## EXERCISE AIM
Find each line in the following listing that has the string "Characters", then state the count and nothing else.

Extracted records
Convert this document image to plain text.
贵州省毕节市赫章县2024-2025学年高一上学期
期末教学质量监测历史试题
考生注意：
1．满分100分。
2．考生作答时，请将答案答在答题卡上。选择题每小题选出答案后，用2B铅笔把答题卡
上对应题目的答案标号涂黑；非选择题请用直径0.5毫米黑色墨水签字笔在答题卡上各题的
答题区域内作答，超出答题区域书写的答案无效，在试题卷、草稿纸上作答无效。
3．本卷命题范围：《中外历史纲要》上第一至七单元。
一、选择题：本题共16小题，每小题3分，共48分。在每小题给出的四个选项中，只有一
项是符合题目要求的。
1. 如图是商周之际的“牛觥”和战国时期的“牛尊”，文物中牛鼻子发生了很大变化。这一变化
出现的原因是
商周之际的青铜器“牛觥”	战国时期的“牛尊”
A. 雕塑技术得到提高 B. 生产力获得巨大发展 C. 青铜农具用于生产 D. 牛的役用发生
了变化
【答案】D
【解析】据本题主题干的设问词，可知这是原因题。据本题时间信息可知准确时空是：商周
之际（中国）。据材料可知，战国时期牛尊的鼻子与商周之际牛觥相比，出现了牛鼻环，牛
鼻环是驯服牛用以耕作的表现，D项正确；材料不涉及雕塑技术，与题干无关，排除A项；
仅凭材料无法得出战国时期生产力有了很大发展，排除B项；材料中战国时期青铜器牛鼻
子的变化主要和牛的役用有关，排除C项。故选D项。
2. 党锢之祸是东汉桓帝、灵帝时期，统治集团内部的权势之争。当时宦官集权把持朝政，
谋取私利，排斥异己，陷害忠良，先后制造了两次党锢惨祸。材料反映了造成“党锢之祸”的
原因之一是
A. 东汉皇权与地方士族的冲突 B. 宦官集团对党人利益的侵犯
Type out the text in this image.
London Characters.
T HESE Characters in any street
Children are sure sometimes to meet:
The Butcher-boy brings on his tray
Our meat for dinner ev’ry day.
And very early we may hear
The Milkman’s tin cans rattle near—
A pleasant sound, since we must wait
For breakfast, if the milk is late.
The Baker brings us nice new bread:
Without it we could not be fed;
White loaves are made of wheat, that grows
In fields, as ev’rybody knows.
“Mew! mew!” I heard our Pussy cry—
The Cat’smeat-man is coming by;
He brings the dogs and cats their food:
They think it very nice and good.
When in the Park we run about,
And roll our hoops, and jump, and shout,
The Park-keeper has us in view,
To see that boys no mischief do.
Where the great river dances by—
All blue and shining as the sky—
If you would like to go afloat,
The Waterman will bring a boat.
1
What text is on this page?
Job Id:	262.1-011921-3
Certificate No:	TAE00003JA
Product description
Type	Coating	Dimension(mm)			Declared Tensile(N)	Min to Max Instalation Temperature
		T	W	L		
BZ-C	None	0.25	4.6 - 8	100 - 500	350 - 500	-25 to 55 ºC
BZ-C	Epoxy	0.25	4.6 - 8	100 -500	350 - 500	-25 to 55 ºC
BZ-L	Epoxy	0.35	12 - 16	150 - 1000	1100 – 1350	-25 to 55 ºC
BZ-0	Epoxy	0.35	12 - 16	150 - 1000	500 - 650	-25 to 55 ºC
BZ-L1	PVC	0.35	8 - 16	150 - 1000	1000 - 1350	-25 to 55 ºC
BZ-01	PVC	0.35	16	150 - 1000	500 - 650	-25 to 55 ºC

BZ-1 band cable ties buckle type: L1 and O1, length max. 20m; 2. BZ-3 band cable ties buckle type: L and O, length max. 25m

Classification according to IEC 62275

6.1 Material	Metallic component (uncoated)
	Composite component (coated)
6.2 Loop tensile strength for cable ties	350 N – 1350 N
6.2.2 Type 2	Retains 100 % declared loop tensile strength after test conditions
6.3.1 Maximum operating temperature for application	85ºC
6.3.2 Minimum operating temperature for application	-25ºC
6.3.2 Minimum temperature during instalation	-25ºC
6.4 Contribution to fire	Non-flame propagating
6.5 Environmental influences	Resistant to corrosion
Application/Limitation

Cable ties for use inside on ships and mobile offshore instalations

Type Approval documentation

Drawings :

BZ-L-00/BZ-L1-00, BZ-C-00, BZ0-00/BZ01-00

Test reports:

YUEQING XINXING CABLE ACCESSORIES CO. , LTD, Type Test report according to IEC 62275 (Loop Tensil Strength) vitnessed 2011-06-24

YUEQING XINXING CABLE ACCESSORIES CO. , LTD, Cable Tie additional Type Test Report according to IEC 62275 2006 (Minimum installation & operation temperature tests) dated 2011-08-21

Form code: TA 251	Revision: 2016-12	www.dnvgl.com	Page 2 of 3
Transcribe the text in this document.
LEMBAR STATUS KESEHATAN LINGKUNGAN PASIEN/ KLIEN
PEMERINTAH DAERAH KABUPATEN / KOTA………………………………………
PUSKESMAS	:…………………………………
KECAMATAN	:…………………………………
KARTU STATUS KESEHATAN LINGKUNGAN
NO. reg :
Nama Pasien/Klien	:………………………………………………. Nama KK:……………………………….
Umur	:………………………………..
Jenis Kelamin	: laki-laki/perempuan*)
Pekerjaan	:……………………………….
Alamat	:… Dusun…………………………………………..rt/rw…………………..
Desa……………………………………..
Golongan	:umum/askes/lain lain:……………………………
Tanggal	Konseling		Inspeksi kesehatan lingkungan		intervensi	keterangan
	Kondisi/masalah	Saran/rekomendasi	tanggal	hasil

## PROBLEM SOLUTION
2